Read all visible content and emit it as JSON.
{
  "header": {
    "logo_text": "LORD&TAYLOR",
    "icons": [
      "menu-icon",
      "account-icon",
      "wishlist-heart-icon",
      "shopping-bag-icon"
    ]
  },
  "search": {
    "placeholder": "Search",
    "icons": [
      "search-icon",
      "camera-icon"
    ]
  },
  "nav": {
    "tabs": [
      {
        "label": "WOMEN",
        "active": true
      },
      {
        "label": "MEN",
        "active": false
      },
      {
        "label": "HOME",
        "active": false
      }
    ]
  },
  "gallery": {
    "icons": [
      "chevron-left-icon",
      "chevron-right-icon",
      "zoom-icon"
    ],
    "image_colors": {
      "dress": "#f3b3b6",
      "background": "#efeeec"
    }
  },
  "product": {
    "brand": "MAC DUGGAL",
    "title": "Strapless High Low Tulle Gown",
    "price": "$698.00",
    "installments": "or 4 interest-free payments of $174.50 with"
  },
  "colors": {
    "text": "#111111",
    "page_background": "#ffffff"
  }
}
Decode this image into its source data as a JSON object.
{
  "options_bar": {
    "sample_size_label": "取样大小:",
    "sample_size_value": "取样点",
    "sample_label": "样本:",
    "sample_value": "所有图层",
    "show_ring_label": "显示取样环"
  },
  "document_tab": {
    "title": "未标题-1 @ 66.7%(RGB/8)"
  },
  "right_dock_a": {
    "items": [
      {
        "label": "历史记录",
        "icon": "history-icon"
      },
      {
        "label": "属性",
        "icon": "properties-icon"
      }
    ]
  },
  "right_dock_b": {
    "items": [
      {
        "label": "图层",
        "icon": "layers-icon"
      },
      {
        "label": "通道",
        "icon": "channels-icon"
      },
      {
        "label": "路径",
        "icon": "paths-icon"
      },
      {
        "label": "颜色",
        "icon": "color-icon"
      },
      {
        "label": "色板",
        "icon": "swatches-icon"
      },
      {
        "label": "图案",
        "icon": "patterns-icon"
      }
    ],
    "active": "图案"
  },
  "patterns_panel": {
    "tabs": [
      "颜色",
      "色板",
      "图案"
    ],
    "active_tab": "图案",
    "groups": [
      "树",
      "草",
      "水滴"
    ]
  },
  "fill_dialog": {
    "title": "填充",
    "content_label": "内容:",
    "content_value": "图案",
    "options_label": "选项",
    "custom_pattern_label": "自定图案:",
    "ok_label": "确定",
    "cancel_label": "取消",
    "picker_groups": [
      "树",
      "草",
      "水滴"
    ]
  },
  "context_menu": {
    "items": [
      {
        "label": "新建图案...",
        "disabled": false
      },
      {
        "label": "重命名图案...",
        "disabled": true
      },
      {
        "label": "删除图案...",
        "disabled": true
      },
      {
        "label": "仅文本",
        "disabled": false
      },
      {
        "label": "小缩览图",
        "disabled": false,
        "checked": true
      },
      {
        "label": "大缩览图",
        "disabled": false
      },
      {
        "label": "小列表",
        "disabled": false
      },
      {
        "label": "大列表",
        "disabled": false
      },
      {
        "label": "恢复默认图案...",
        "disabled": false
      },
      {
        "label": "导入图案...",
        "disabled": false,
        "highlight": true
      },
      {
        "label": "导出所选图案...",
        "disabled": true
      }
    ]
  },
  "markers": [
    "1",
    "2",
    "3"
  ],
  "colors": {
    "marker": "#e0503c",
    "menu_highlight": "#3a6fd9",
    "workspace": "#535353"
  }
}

**What is being asked:** Identify the lines of the entries containing the string "chevron". Copy each such line.

**The completed task:**
      "chevron-left-icon",
      "chevron-right-icon",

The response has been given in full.